Data supplied:

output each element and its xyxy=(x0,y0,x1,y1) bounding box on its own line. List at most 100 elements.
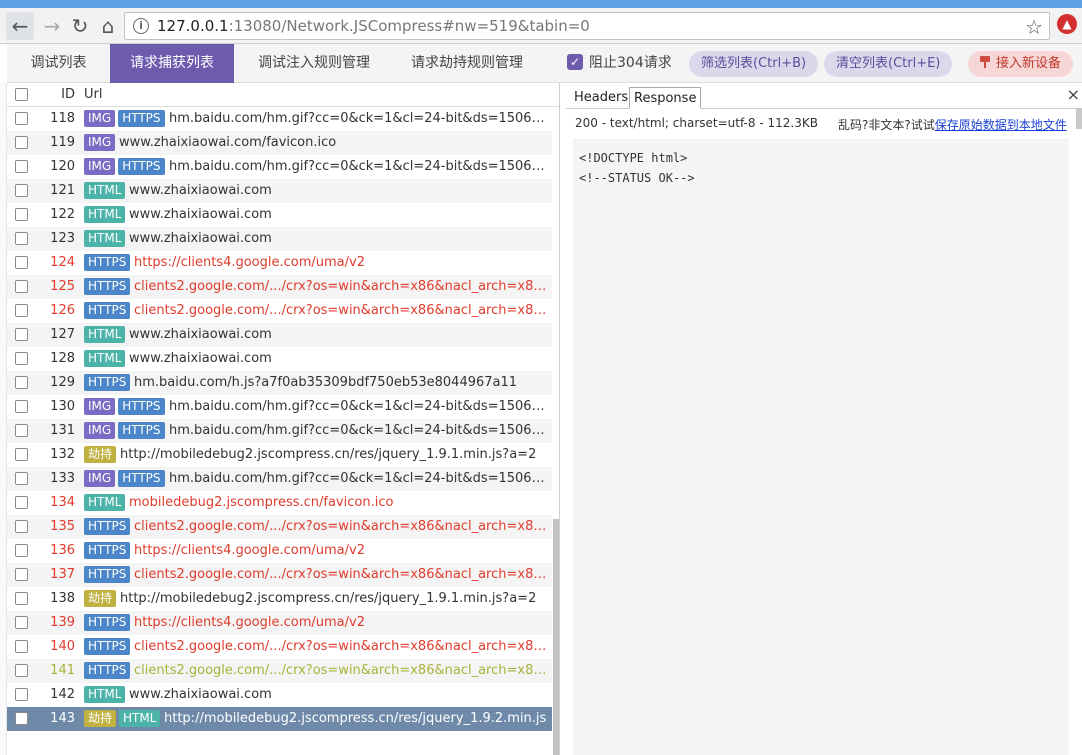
row-url: hm.baidu.com/hm.gif?cc=0&ck=1&cl=24-bit&… xyxy=(169,159,548,174)
table-row[interactable]: 131 IMG HTTPS hm.baidu.com/hm.gif?cc=0&ck=1… xyxy=(7,419,552,443)
tab-headers[interactable]: Headers xyxy=(570,87,632,109)
type-badge: 劫持 xyxy=(84,710,117,727)
type-badge: HTML xyxy=(84,686,126,703)
close-icon[interactable]: × xyxy=(1067,85,1080,104)
bookmark-star-icon[interactable]: ☆ xyxy=(1025,15,1043,39)
row-url: https://clients4.google.com/uma/v2 xyxy=(134,543,365,558)
row-checkbox[interactable] xyxy=(15,472,28,485)
row-id: 123 xyxy=(50,231,75,246)
table-row[interactable]: 137 HTTPS clients2.google.com/.../crx?os=w… xyxy=(7,563,552,587)
table-row[interactable]: 130 IMG HTTPS hm.baidu.com/hm.gif?cc=0&ck=1… xyxy=(7,395,552,419)
tab-hijack-rules[interactable]: 请求劫持规则管理 xyxy=(392,44,542,83)
row-id: 142 xyxy=(50,687,75,702)
table-row[interactable]: 136 HTTPS https://clients4.google.com/uma/… xyxy=(7,539,552,563)
table-row[interactable]: 134 HTML mobiledebug2.jscompress.cn/favico… xyxy=(7,491,552,515)
row-tags: HTTPS xyxy=(84,566,131,584)
row-checkbox[interactable] xyxy=(15,712,28,725)
clear-list-button[interactable]: 清空列表(Ctrl+E) xyxy=(824,51,953,77)
row-checkbox[interactable] xyxy=(15,208,28,221)
reload-icon[interactable]: ↻ xyxy=(66,12,94,40)
table-row[interactable]: 123 HTML www.zhaixiaowai.com xyxy=(7,227,552,251)
table-row[interactable]: 141 HTTPS clients2.google.com/.../crx?os=w… xyxy=(7,659,552,683)
row-tags: HTML xyxy=(84,326,126,344)
save-raw-link[interactable]: 保存原始数据到本地文件 xyxy=(935,118,1067,132)
row-checkbox[interactable] xyxy=(15,232,28,245)
table-row[interactable]: 120 IMG HTTPS hm.baidu.com/hm.gif?cc=0&ck=1… xyxy=(7,155,552,179)
row-checkbox[interactable] xyxy=(15,184,28,197)
row-checkbox[interactable] xyxy=(15,520,28,533)
response-scrollbar[interactable] xyxy=(1076,109,1082,129)
row-checkbox[interactable] xyxy=(15,616,28,629)
row-checkbox[interactable] xyxy=(15,496,28,509)
select-all-checkbox[interactable] xyxy=(15,88,28,101)
request-table: ID Url 118 IMG HTTPS hm.baidu.com/hm.gif?cc… xyxy=(7,83,560,755)
row-checkbox[interactable] xyxy=(15,424,28,437)
row-checkbox[interactable] xyxy=(15,664,28,677)
row-checkbox[interactable] xyxy=(15,256,28,269)
tab-debug-list[interactable]: 调试列表 xyxy=(7,44,110,83)
table-row[interactable]: 119 IMG www.zhaixiaowai.com/favicon.ico xyxy=(7,131,552,155)
row-tags: HTTPS xyxy=(84,302,131,320)
url-path: :13080/Network.JSCompress#nw=519&tabin=0 xyxy=(228,17,590,35)
table-row[interactable]: 140 HTTPS clients2.google.com/.../crx?os=w… xyxy=(7,635,552,659)
table-row[interactable]: 139 HTTPS https://clients4.google.com/uma/… xyxy=(7,611,552,635)
table-row[interactable]: 142 HTML www.zhaixiaowai.com xyxy=(7,683,552,707)
table-row[interactable]: 129 HTTPS hm.baidu.com/h.js?a7f0ab35309bdf… xyxy=(7,371,552,395)
row-checkbox[interactable] xyxy=(15,304,28,317)
table-row[interactable]: 132 劫持 http://mobiledebug2.jscompress.cn/r… xyxy=(7,443,552,467)
table-row[interactable]: 143 劫持 HTML http://mobiledebug2.jscompress.… xyxy=(7,707,552,731)
filter-list-button[interactable]: 筛选列表(Ctrl+B) xyxy=(689,51,819,77)
table-row[interactable]: 126 HTTPS clients2.google.com/.../crx?os=w… xyxy=(7,299,552,323)
row-checkbox[interactable] xyxy=(15,160,28,173)
tab-inject-rules[interactable]: 调试注入规则管理 xyxy=(239,44,389,83)
extension-icon[interactable]: ▲ xyxy=(1057,14,1077,34)
table-row[interactable]: 124 HTTPS https://clients4.google.com/uma/… xyxy=(7,251,552,275)
address-bar[interactable]: i 127.0.0.1:13080/Network.JSCompress#nw=… xyxy=(124,12,1050,40)
block-304-checkbox[interactable]: ✓ xyxy=(567,54,583,70)
row-checkbox[interactable] xyxy=(15,544,28,557)
row-checkbox[interactable] xyxy=(15,592,28,605)
row-id: 119 xyxy=(50,135,75,150)
row-url: https://clients4.google.com/uma/v2 xyxy=(134,255,365,270)
row-checkbox[interactable] xyxy=(15,400,28,413)
row-checkbox[interactable] xyxy=(15,568,28,581)
row-id: 121 xyxy=(50,183,75,198)
row-checkbox[interactable] xyxy=(15,112,28,125)
table-row[interactable]: 138 劫持 http://mobiledebug2.jscompress.cn/r… xyxy=(7,587,552,611)
table-row[interactable]: 118 IMG HTTPS hm.baidu.com/hm.gif?cc=0&ck=1… xyxy=(7,107,552,131)
table-row[interactable]: 135 HTTPS clients2.google.com/.../crx?os=w… xyxy=(7,515,552,539)
connect-device-label: 接入新设备 xyxy=(996,56,1062,71)
back-arrow-icon[interactable]: ← xyxy=(6,12,34,40)
row-tags: HTML xyxy=(84,686,126,704)
forward-arrow-icon[interactable]: → xyxy=(38,12,66,40)
row-id: 143 xyxy=(50,711,75,726)
row-checkbox[interactable] xyxy=(15,280,28,293)
row-checkbox[interactable] xyxy=(15,640,28,653)
row-checkbox[interactable] xyxy=(15,688,28,701)
row-checkbox[interactable] xyxy=(15,328,28,341)
home-icon[interactable]: ⌂ xyxy=(94,12,122,40)
row-url: hm.baidu.com/hm.gif?cc=0&ck=1&cl=24-bit&… xyxy=(169,471,548,486)
table-row[interactable]: 125 HTTPS clients2.google.com/.../crx?os=w… xyxy=(7,275,552,299)
row-tags: 劫持 xyxy=(84,446,117,464)
row-checkbox[interactable] xyxy=(15,352,28,365)
row-url: mobiledebug2.jscompress.cn/favicon.ico xyxy=(129,495,394,510)
info-icon[interactable]: i xyxy=(133,18,149,34)
table-row[interactable]: 122 HTML www.zhaixiaowai.com xyxy=(7,203,552,227)
connect-device-button[interactable]: 接入新设备 xyxy=(968,51,1074,77)
tab-request-capture[interactable]: 请求捕获列表 xyxy=(110,44,234,83)
row-id: 118 xyxy=(50,111,75,126)
table-row[interactable]: 133 IMG HTTPS hm.baidu.com/hm.gif?cc=0&ck=1… xyxy=(7,467,552,491)
row-checkbox[interactable] xyxy=(15,376,28,389)
table-scrollbar-thumb[interactable] xyxy=(553,519,559,755)
row-tags: HTTPS xyxy=(84,662,131,680)
table-row[interactable]: 128 HTML www.zhaixiaowai.com xyxy=(7,347,552,371)
row-checkbox[interactable] xyxy=(15,448,28,461)
table-row[interactable]: 121 HTML www.zhaixiaowai.com xyxy=(7,179,552,203)
row-checkbox[interactable] xyxy=(15,136,28,149)
type-badge: HTML xyxy=(84,350,126,367)
type-badge: IMG xyxy=(84,134,116,151)
tab-response[interactable]: Response xyxy=(629,87,702,109)
row-id: 122 xyxy=(50,207,75,222)
table-row[interactable]: 127 HTML www.zhaixiaowai.com xyxy=(7,323,552,347)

Your goal:
Count the lines in the listing above that contain the string "HTML". Reply with the number alone.

Written solution:
12